> Given request: Leave the pictures out, and retype all of the material exactly as written.

Recorded data

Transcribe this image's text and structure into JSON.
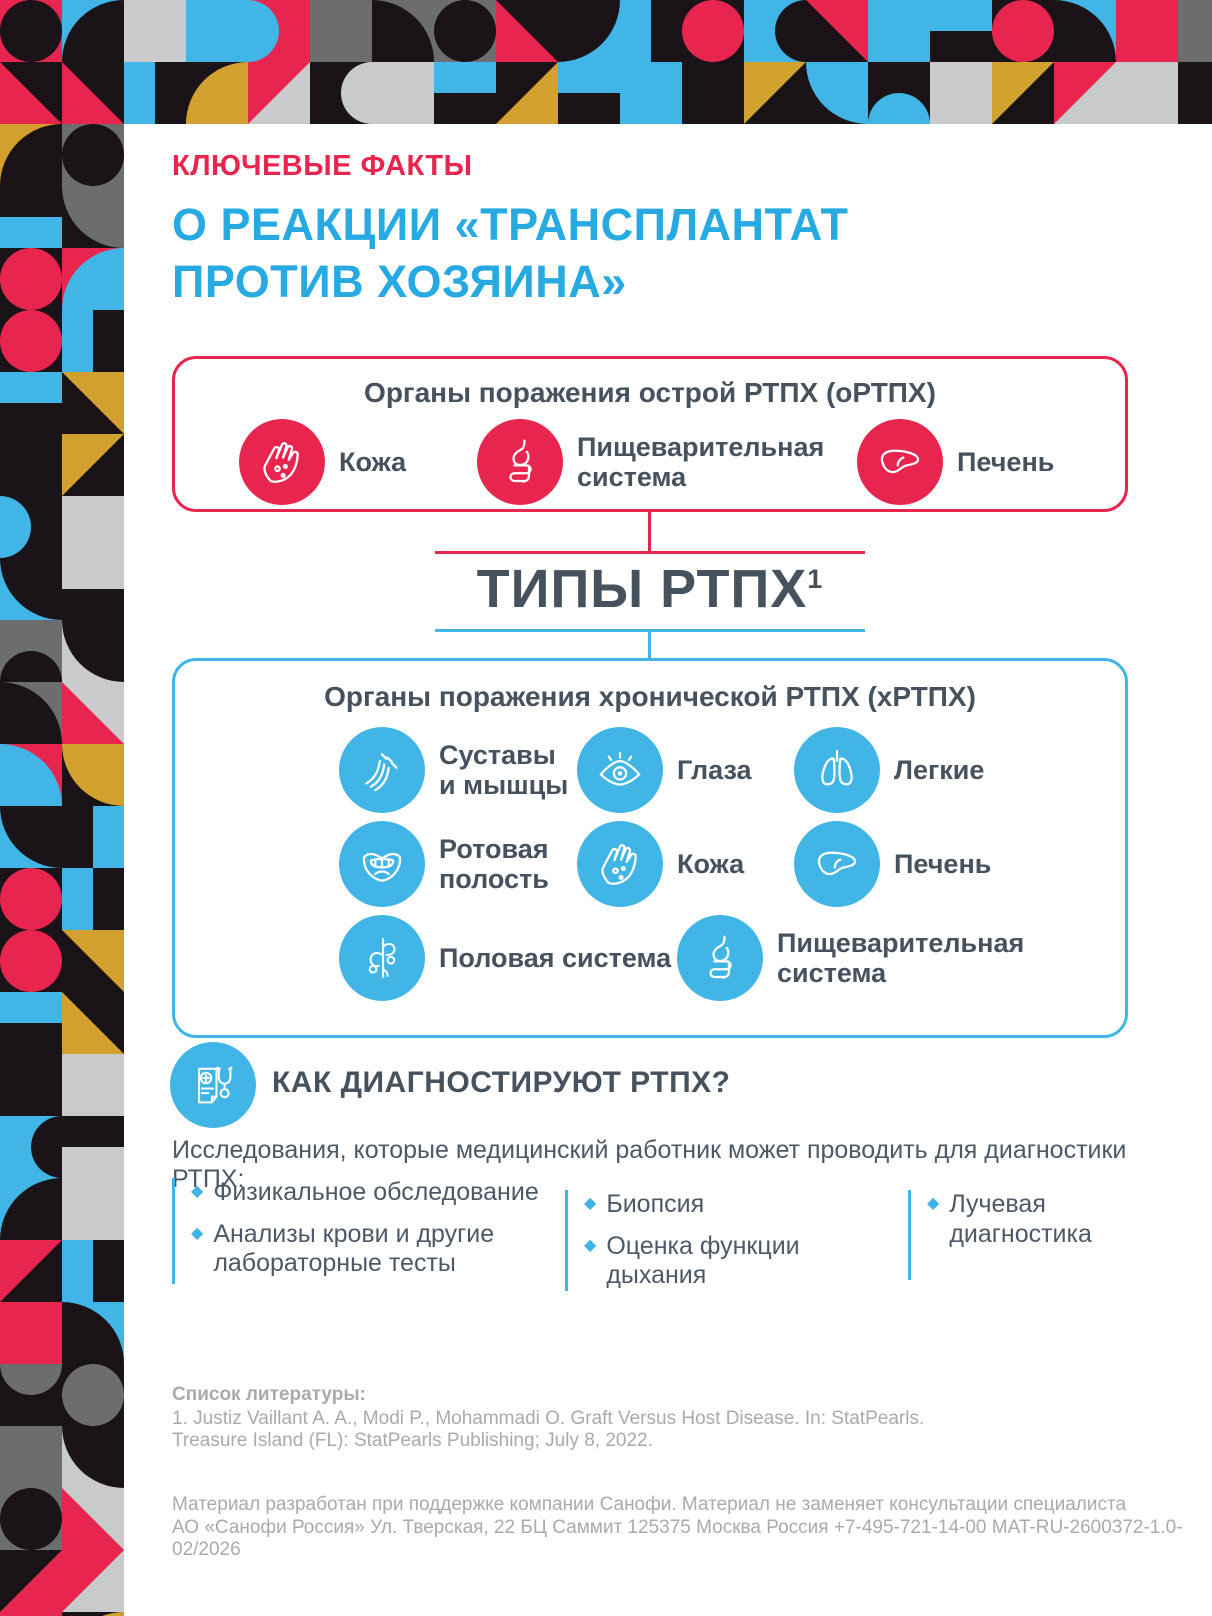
{
  "header": {
    "kicker": "КЛЮЧЕВЫЕ ФАКТЫ",
    "title": "О РЕАКЦИИ «ТРАНСПЛАНТАТ\nПРОТИВ ХОЗЯИНА»"
  },
  "acute_box": {
    "title": "Органы поражения острой РТПХ (оРТПХ)",
    "items": [
      {
        "icon": "skin-icon",
        "label": "Кожа"
      },
      {
        "icon": "digestive-icon",
        "label": "Пищеварительная\nсистема"
      },
      {
        "icon": "liver-icon",
        "label": "Печень"
      }
    ]
  },
  "types_title": {
    "text": "ТИПЫ РТПХ",
    "sup": "1"
  },
  "chronic_box": {
    "title": "Органы поражения хронической РТПХ (хРТПХ)",
    "items": [
      {
        "icon": "joints-icon",
        "label": "Суставы\nи мышцы"
      },
      {
        "icon": "eye-icon",
        "label": "Глаза"
      },
      {
        "icon": "lungs-icon",
        "label": "Легкие"
      },
      {
        "icon": "mouth-icon",
        "label": "Ротовая\nполость"
      },
      {
        "icon": "skin-icon",
        "label": "Кожа"
      },
      {
        "icon": "liver-icon",
        "label": "Печень"
      },
      {
        "icon": "reproductive-icon",
        "label": "Половая система"
      },
      {
        "icon": "digestive-icon",
        "label": "Пищеварительная\nсистема"
      }
    ]
  },
  "diagnosis": {
    "heading": "КАК ДИАГНОСТИРУЮТ РТПХ?",
    "icon": "diagnose-icon",
    "intro": "Исследования, которые медицинский работник может проводить для диагностики РТПХ:",
    "columns": [
      {
        "items": [
          "Физикальное обследование",
          "Анализы крови и другие\nлабораторные тесты"
        ]
      },
      {
        "items": [
          "Биопсия",
          "Оценка функции дыхания"
        ]
      },
      {
        "items": [
          "Лучевая\nдиагностика"
        ]
      }
    ]
  },
  "footer": {
    "references_label": "Список литературы:",
    "reference_line1": "1. Justiz Vaillant A. A., Modi P., Mohammadi O. Graft Versus Host Disease. In: StatPearls.",
    "reference_line2": "Treasure Island (FL): StatPearls Publishing; July 8, 2022.",
    "disclaimer_line1": "Материал разработан при поддержке компании Санофи. Материал не заменяет консультации специалиста",
    "disclaimer_line2": "АО «Санофи Россия» Ул. Тверская, 22 БЦ Саммит 125375 Москва Россия +7-495-721-14-00  MAT-RU-2600372-1.0-02/2026"
  },
  "theme": {
    "red": "#E8254E",
    "cyan": "#41B6E6",
    "title_cyan": "#27AAE1",
    "navy": "#46525E",
    "footer_gray": "#A8AAAC"
  },
  "pattern": {
    "tile_size": 62,
    "palette": {
      "R": "#E8254E",
      "B": "#41B6E6",
      "K": "#1A1418",
      "L": "#C9CACB",
      "D": "#6C6D6F",
      "G": "#D2A02E",
      "W": "#FFFFFF"
    },
    "top": [
      "R.c.K",
      "B.q.K.br",
      "L.s",
      "B.s",
      "R.m.B.l",
      "D.s",
      "D.q.K.bl",
      "D.c.K",
      "K.t.R.bl",
      "B.q.K.tl",
      "K.h.B.l",
      "K.c.R",
      "B.m.K.r",
      "K.t.R.tr",
      "B.s",
      "K.h.B.t",
      "K.c.R",
      "B.q.K.bl",
      "R.s",
      "D.s",
      "K.t.R.bl",
      "R.t.K.tr",
      "K.h.B.l",
      "K.q.G.br",
      "R.t.L.br",
      "K.m.L.r",
      "L.s",
      "B.h.K.b",
      "K.t.G.br",
      "K.h.B.t",
      "B.s",
      "K.s",
      "G.t.K.br",
      "K.q.B.tr",
      "K.m.B.b",
      "L.s",
      "K.t.G.tl",
      "R.t.L.br",
      "L.s",
      "K.s"
    ],
    "left": [
      "G.q.K.br",
      "D.c.K",
      "K.h.B.b",
      "K.q.D.tr",
      "K.c.R",
      "R.q.B.br",
      "K.c.R",
      "B.h.K.r",
      "K.h.B.t",
      "K.t.G.tr",
      "K.s",
      "G.t.K.br",
      "K.m.B.l",
      "L.s",
      "B.q.K.tr",
      "L.h.K.b",
      "D.m.K.b",
      "L.q.K.tr",
      "D.q.K.bl",
      "L.t.R.bl",
      "R.q.B.bl",
      "K.q.G.tr",
      "B.q.K.tr",
      "K.h.B.r",
      "K.c.R",
      "K.h.B.l",
      "K.c.R",
      "K.t.G.tr",
      "B.h.K.b",
      "K.t.G.bl",
      "K.s",
      "L.s",
      "B.m.K.r",
      "L.h.K.t",
      "B.q.K.br",
      "L.s",
      "K.t.R.tl",
      "K.h.B.l",
      "R.s",
      "B.q.K.bl",
      "K.m.D.t",
      "K.c.D",
      "D.s",
      "L.q.K.tr",
      "D.c.K",
      "L.t.R.bl",
      "K.t.R.br",
      "L.t.R.tl",
      "R.m.B.b",
      "K.q.G.br"
    ]
  }
}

> Written solution:
Transcribe this image's text and structure into JSON.
{
  "header": {
    "kicker": "КЛЮЧЕВЫЕ ФАКТЫ",
    "title": "О РЕАКЦИИ «ТРАНСПЛАНТАТ\nПРОТИВ ХОЗЯИНА»"
  },
  "acute_box": {
    "title": "Органы поражения острой РТПХ (оРТПХ)",
    "items": [
      {
        "icon": "skin-icon",
        "label": "Кожа"
      },
      {
        "icon": "digestive-icon",
        "label": "Пищеварительная\nсистема"
      },
      {
        "icon": "liver-icon",
        "label": "Печень"
      }
    ]
  },
  "types_title": {
    "text": "ТИПЫ РТПХ",
    "sup": "1"
  },
  "chronic_box": {
    "title": "Органы поражения хронической РТПХ (хРТПХ)",
    "items": [
      {
        "icon": "joints-icon",
        "label": "Суставы\nи мышцы"
      },
      {
        "icon": "eye-icon",
        "label": "Глаза"
      },
      {
        "icon": "lungs-icon",
        "label": "Легкие"
      },
      {
        "icon": "mouth-icon",
        "label": "Ротовая\nполость"
      },
      {
        "icon": "skin-icon",
        "label": "Кожа"
      },
      {
        "icon": "liver-icon",
        "label": "Печень"
      },
      {
        "icon": "reproductive-icon",
        "label": "Половая система"
      },
      {
        "icon": "digestive-icon",
        "label": "Пищеварительная\nсистема"
      }
    ]
  },
  "diagnosis": {
    "heading": "КАК ДИАГНОСТИРУЮТ РТПХ?",
    "icon": "diagnose-icon",
    "intro": "Исследования, которые медицинский работник может проводить для диагностики РТПХ:",
    "columns": [
      {
        "items": [
          "Физикальное обследование",
          "Анализы крови и другие\nлабораторные тесты"
        ]
      },
      {
        "items": [
          "Биопсия",
          "Оценка функции дыхания"
        ]
      },
      {
        "items": [
          "Лучевая\nдиагностика"
        ]
      }
    ]
  },
  "footer": {
    "references_label": "Список литературы:",
    "reference_line1": "1. Justiz Vaillant A. A., Modi P., Mohammadi O. Graft Versus Host Disease. In: StatPearls.",
    "reference_line2": "Treasure Island (FL): StatPearls Publishing; July 8, 2022.",
    "disclaimer_line1": "Материал разработан при поддержке компании Санофи. Материал не заменяет консультации специалиста",
    "disclaimer_line2": "АО «Санофи Россия» Ул. Тверская, 22 БЦ Саммит 125375 Москва Россия +7-495-721-14-00  MAT-RU-2600372-1.0-02/2026"
  },
  "theme": {
    "red": "#E8254E",
    "cyan": "#41B6E6",
    "title_cyan": "#27AAE1",
    "navy": "#46525E",
    "footer_gray": "#A8AAAC"
  },
  "pattern": {
    "tile_size": 62,
    "palette": {
      "R": "#E8254E",
      "B": "#41B6E6",
      "K": "#1A1418",
      "L": "#C9CACB",
      "D": "#6C6D6F",
      "G": "#D2A02E",
      "W": "#FFFFFF"
    },
    "top": [
      "R.c.K",
      "B.q.K.br",
      "L.s",
      "B.s",
      "R.m.B.l",
      "D.s",
      "D.q.K.bl",
      "D.c.K",
      "K.t.R.bl",
      "B.q.K.tl",
      "K.h.B.l",
      "K.c.R",
      "B.m.K.r",
      "K.t.R.tr",
      "B.s",
      "K.h.B.t",
      "K.c.R",
      "B.q.K.bl",
      "R.s",
      "D.s",
      "K.t.R.bl",
      "R.t.K.tr",
      "K.h.B.l",
      "K.q.G.br",
      "R.t.L.br",
      "K.m.L.r",
      "L.s",
      "B.h.K.b",
      "K.t.G.br",
      "K.h.B.t",
      "B.s",
      "K.s",
      "G.t.K.br",
      "K.q.B.tr",
      "K.m.B.b",
      "L.s",
      "K.t.G.tl",
      "R.t.L.br",
      "L.s",
      "K.s"
    ],
    "left": [
      "G.q.K.br",
      "D.c.K",
      "K.h.B.b",
      "K.q.D.tr",
      "K.c.R",
      "R.q.B.br",
      "K.c.R",
      "B.h.K.r",
      "K.h.B.t",
      "K.t.G.tr",
      "K.s",
      "G.t.K.br",
      "K.m.B.l",
      "L.s",
      "B.q.K.tr",
      "L.h.K.b",
      "D.m.K.b",
      "L.q.K.tr",
      "D.q.K.bl",
      "L.t.R.bl",
      "R.q.B.bl",
      "K.q.G.tr",
      "B.q.K.tr",
      "K.h.B.r",
      "K.c.R",
      "K.h.B.l",
      "K.c.R",
      "K.t.G.tr",
      "B.h.K.b",
      "K.t.G.bl",
      "K.s",
      "L.s",
      "B.m.K.r",
      "L.h.K.t",
      "B.q.K.br",
      "L.s",
      "K.t.R.tl",
      "K.h.B.l",
      "R.s",
      "B.q.K.bl",
      "K.m.D.t",
      "K.c.D",
      "D.s",
      "L.q.K.tr",
      "D.c.K",
      "L.t.R.bl",
      "K.t.R.br",
      "L.t.R.tl",
      "R.m.B.b",
      "K.q.G.br"
    ]
  }
}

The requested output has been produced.